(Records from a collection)
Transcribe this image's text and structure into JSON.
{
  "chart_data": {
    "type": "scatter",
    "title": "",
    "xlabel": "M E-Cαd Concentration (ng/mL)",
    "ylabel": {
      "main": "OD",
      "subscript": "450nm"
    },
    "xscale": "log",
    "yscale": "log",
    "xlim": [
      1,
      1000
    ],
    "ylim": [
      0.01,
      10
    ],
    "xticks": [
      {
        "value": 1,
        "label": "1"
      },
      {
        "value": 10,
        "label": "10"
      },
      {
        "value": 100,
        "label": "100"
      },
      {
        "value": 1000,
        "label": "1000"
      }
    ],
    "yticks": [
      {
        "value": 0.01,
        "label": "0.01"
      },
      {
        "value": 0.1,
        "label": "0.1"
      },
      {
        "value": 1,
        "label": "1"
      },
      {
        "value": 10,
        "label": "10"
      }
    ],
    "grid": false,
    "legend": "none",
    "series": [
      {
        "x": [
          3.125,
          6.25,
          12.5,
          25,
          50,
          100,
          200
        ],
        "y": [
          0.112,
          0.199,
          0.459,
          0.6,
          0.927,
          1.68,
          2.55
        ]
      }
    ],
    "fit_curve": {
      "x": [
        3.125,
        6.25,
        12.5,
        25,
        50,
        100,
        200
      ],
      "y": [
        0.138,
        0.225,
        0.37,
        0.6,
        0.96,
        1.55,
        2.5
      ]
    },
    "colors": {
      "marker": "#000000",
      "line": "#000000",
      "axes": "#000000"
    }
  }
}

WRITTEN REQUEST:
Copy each record from above exactly, and include every line.

EXERCISE SOLUTION:
Transcribe this image's text and structure into JSON.
{
  "chart_data": {
    "type": "scatter",
    "title": "",
    "xlabel": "M E-Cαd Concentration (ng/mL)",
    "ylabel": {
      "main": "OD",
      "subscript": "450nm"
    },
    "xscale": "log",
    "yscale": "log",
    "xlim": [
      1,
      1000
    ],
    "ylim": [
      0.01,
      10
    ],
    "xticks": [
      {
        "value": 1,
        "label": "1"
      },
      {
        "value": 10,
        "label": "10"
      },
      {
        "value": 100,
        "label": "100"
      },
      {
        "value": 1000,
        "label": "1000"
      }
    ],
    "yticks": [
      {
        "value": 0.01,
        "label": "0.01"
      },
      {
        "value": 0.1,
        "label": "0.1"
      },
      {
        "value": 1,
        "label": "1"
      },
      {
        "value": 10,
        "label": "10"
      }
    ],
    "grid": false,
    "legend": "none",
    "series": [
      {
        "x": [
          3.125,
          6.25,
          12.5,
          25,
          50,
          100,
          200
        ],
        "y": [
          0.112,
          0.199,
          0.459,
          0.6,
          0.927,
          1.68,
          2.55
        ]
      }
    ],
    "fit_curve": {
      "x": [
        3.125,
        6.25,
        12.5,
        25,
        50,
        100,
        200
      ],
      "y": [
        0.138,
        0.225,
        0.37,
        0.6,
        0.96,
        1.55,
        2.5
      ]
    },
    "colors": {
      "marker": "#000000",
      "line": "#000000",
      "axes": "#000000"
    }
  }
}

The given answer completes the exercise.